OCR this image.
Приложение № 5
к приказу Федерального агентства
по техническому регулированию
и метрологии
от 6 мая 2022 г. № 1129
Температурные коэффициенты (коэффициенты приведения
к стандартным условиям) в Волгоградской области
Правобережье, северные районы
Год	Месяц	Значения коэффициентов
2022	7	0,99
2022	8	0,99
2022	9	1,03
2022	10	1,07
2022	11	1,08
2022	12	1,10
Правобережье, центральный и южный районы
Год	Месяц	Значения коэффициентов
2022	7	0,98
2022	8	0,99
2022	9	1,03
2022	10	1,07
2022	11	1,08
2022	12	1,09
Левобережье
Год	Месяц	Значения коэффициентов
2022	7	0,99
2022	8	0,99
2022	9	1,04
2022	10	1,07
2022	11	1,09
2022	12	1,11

> [Aim]:
Your task is to extract all of the records exactly.

> [Final answer]:
OCR this image.
Приложение № 5
к приказу Федерального агентства
по техническому регулированию
и метрологии
от 6 мая 2022 г. № 1129
Температурные коэффициенты (коэффициенты приведения
к стандартным условиям) в Волгоградской области
Правобережье, северные районы
Год	Месяц	Значения коэффициентов
2022	7	0,99
2022	8	0,99
2022	9	1,03
2022	10	1,07
2022	11	1,08
2022	12	1,10
Правобережье, центральный и южный районы
Год	Месяц	Значения коэффициентов
2022	7	0,98
2022	8	0,99
2022	9	1,03
2022	10	1,07
2022	11	1,08
2022	12	1,09
Левобережье
Год	Месяц	Значения коэффициентов
2022	7	0,99
2022	8	0,99
2022	9	1,04
2022	10	1,07
2022	11	1,09
2022	12	1,11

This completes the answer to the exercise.